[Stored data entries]
↓

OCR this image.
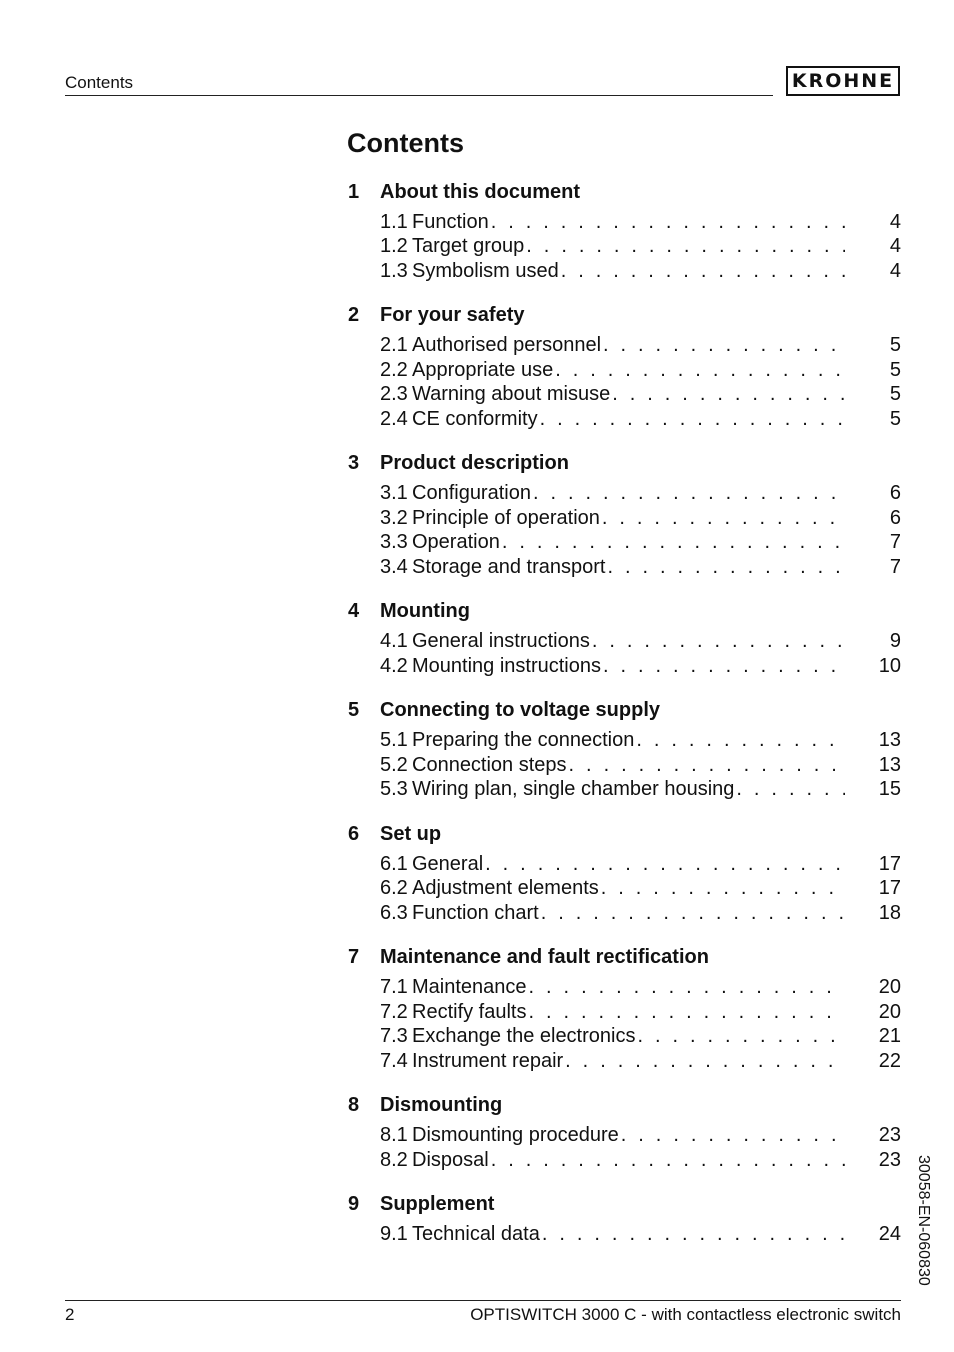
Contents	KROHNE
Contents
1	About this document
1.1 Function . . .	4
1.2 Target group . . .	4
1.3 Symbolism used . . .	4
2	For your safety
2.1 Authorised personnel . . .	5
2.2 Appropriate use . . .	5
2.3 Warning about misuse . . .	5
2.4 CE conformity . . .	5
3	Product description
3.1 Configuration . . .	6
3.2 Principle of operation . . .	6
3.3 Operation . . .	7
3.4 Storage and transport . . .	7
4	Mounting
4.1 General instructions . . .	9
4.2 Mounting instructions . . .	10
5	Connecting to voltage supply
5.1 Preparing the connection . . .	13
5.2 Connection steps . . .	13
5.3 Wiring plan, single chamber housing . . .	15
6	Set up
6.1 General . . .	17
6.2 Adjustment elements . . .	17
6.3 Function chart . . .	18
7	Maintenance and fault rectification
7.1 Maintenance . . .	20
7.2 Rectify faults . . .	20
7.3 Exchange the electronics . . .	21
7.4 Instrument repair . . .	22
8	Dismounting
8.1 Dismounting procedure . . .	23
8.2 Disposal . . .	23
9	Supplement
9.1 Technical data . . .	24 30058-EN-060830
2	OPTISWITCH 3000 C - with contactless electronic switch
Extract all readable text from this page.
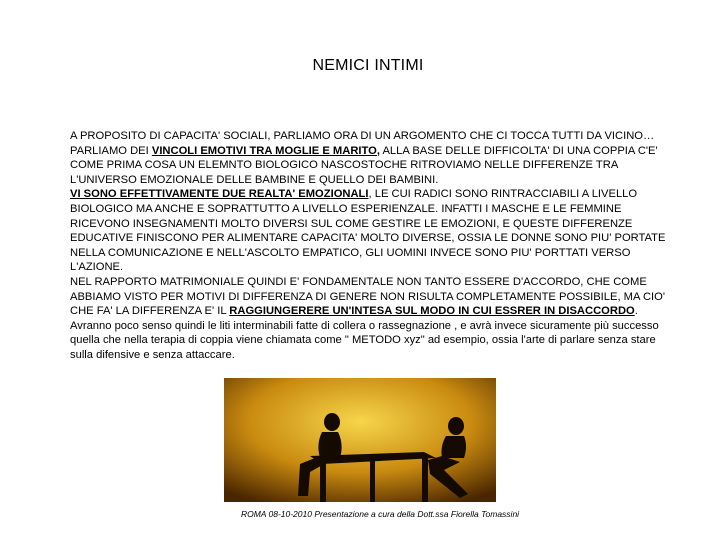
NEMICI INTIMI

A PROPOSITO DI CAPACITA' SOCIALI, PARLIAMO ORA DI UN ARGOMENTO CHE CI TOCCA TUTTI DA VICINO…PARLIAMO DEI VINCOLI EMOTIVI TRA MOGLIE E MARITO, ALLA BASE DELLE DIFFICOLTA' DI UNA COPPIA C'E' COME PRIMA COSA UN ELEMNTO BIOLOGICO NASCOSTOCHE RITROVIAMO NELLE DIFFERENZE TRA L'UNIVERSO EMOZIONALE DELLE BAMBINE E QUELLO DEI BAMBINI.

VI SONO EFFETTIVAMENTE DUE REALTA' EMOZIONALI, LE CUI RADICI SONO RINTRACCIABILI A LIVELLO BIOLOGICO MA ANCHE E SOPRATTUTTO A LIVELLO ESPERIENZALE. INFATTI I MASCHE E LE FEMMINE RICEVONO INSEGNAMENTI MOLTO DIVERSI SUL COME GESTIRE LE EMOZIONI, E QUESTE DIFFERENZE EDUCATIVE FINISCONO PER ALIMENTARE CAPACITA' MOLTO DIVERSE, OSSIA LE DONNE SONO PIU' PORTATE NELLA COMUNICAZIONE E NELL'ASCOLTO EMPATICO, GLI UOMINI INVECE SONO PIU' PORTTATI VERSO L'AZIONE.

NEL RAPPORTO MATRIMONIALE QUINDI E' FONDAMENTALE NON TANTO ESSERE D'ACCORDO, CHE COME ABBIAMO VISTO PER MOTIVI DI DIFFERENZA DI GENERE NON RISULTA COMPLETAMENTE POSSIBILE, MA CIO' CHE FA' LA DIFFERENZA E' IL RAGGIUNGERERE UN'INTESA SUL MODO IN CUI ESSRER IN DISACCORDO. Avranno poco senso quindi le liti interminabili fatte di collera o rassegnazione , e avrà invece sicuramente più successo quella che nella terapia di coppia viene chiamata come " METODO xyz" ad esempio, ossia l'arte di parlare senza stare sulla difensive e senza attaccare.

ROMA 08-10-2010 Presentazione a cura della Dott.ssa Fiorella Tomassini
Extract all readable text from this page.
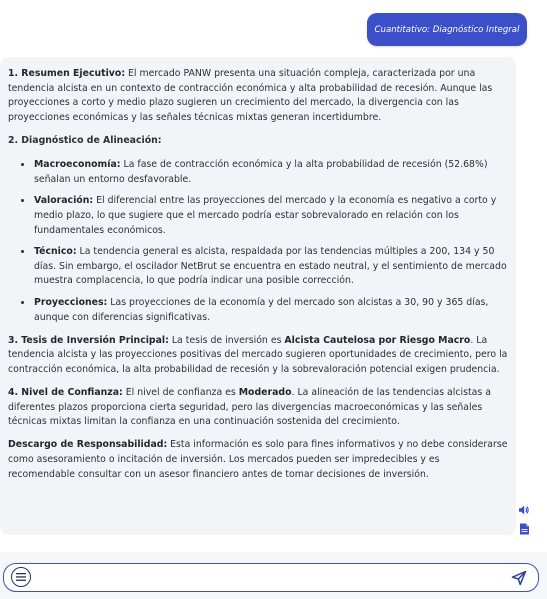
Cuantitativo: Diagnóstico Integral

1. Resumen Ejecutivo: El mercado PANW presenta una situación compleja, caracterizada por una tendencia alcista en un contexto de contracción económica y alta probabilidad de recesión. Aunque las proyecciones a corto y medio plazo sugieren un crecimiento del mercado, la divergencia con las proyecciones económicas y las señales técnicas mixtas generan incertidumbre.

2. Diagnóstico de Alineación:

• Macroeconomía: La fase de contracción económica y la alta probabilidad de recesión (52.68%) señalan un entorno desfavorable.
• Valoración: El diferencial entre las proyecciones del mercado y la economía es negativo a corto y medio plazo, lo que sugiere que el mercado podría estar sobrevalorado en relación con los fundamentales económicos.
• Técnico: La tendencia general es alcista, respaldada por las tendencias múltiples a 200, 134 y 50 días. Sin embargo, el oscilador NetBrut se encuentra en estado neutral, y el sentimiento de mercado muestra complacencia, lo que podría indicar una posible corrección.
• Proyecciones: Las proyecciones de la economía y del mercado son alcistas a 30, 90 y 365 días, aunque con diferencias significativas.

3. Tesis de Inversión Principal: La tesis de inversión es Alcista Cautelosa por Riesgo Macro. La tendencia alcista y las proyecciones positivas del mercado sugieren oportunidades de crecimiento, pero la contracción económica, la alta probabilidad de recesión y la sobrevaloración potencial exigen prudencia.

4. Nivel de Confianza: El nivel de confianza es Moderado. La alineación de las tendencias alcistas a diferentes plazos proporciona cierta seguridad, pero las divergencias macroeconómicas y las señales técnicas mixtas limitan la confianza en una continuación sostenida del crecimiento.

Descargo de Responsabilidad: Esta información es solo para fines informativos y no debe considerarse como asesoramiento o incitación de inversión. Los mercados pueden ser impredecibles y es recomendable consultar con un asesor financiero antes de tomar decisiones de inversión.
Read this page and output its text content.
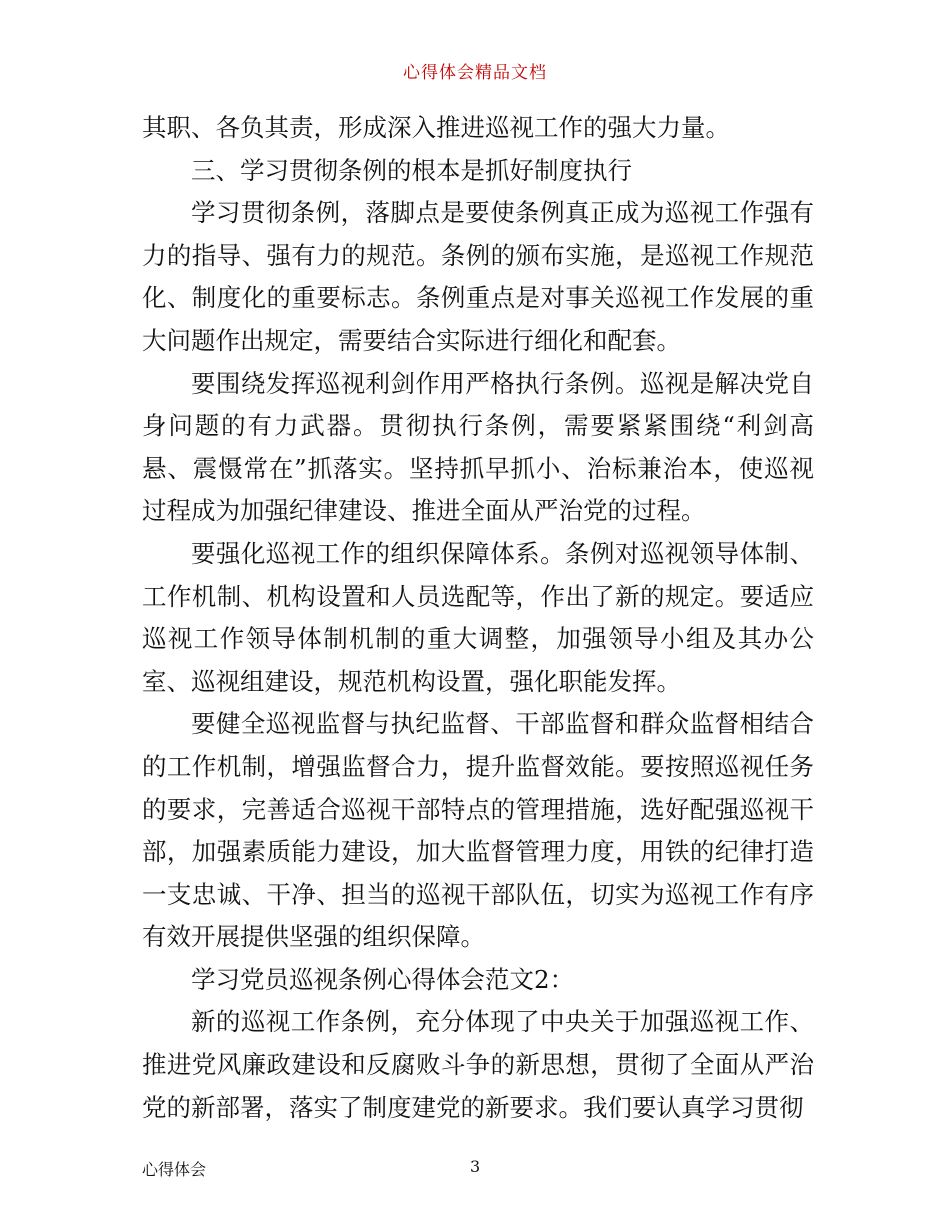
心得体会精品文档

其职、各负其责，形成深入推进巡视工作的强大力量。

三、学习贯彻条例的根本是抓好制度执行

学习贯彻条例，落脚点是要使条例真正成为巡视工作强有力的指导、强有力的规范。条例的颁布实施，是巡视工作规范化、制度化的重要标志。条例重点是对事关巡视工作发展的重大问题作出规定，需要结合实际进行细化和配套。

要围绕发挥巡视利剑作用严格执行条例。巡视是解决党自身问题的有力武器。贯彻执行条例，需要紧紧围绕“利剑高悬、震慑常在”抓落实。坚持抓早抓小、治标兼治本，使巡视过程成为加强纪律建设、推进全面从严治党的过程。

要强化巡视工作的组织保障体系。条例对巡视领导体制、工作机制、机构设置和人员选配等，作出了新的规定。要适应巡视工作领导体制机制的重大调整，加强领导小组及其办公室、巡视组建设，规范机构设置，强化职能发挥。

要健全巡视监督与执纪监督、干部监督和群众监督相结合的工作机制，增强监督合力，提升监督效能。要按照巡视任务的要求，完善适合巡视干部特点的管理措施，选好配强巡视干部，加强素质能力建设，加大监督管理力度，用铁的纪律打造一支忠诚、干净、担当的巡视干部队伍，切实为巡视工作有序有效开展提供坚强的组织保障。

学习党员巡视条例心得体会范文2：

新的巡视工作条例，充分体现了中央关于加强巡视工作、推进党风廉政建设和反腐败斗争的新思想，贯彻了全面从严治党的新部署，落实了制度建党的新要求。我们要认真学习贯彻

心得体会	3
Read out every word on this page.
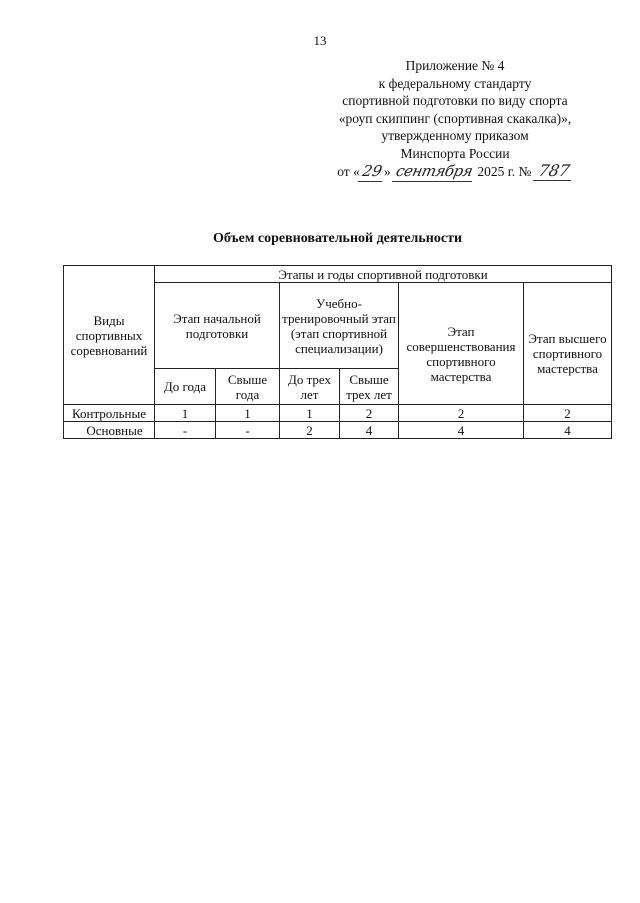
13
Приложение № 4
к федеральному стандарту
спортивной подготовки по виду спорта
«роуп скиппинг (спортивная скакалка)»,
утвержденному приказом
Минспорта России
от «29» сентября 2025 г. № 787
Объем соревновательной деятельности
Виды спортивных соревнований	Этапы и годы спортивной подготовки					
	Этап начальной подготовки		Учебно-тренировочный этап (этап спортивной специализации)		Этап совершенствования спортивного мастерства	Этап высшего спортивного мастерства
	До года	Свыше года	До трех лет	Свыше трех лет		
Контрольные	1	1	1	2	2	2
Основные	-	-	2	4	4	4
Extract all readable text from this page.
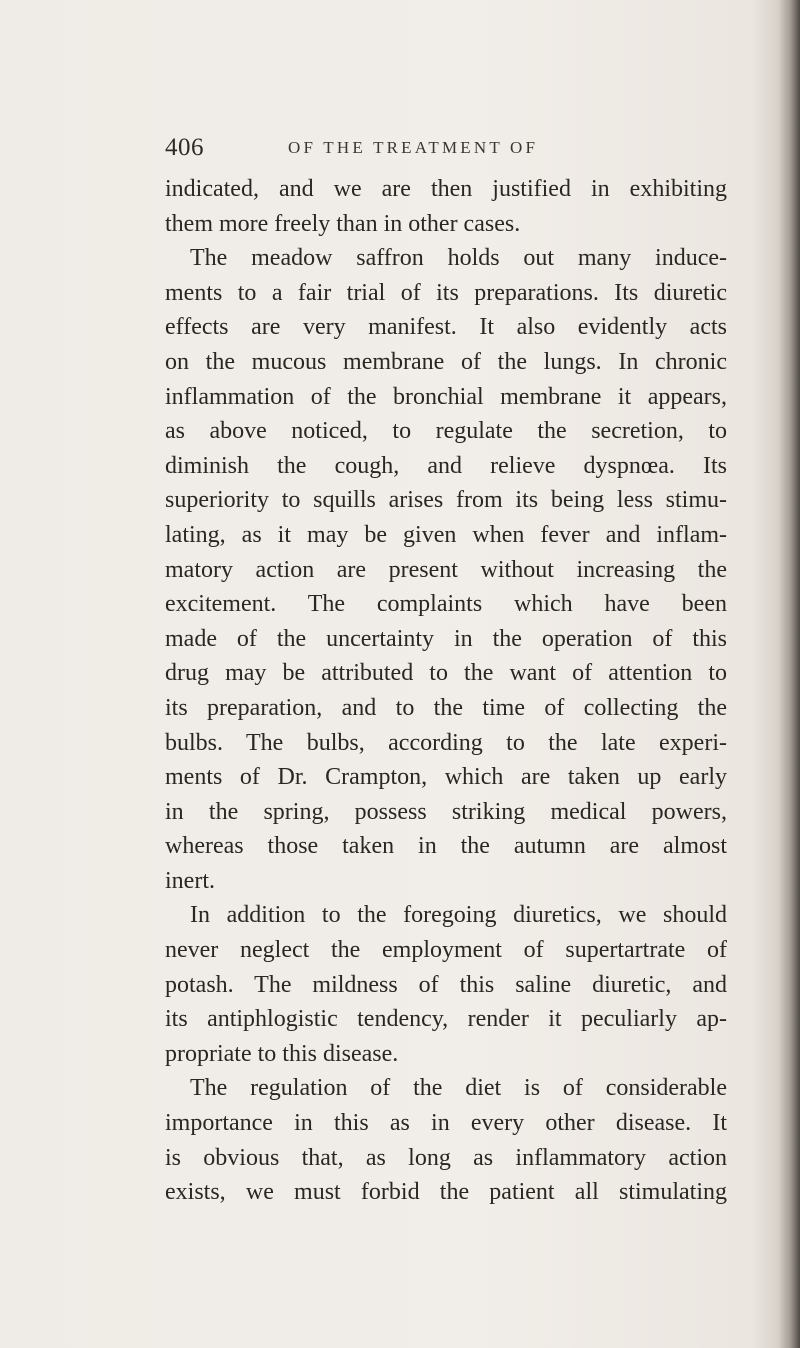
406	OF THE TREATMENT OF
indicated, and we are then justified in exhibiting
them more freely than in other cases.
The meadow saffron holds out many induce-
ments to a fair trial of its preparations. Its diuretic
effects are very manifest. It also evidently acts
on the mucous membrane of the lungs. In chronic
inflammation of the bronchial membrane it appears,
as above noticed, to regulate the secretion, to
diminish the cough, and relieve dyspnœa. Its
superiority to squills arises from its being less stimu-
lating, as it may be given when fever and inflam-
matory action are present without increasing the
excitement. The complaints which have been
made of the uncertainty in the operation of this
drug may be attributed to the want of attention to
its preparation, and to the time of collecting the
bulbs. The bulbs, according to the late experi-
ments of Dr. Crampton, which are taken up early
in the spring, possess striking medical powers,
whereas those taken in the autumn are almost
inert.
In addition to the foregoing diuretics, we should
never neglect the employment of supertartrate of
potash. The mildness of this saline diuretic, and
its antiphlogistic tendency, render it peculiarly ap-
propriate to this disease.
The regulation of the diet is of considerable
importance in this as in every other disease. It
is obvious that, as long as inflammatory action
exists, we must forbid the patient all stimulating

↑

**Work to do:**
Track down every line with the word "подготовки" and copy it.

**Reply to the exercise:**
спортивной подготовки по виду спорта
Виды спортивных соревнований	Этапы и годы спортивной подготовки					
	Этап начальной подготовки		Учебно-тренировочный этап (этап спортивной специализации)		Этап совершенствования спортивного мастерства	Этап высшего спортивного мастерства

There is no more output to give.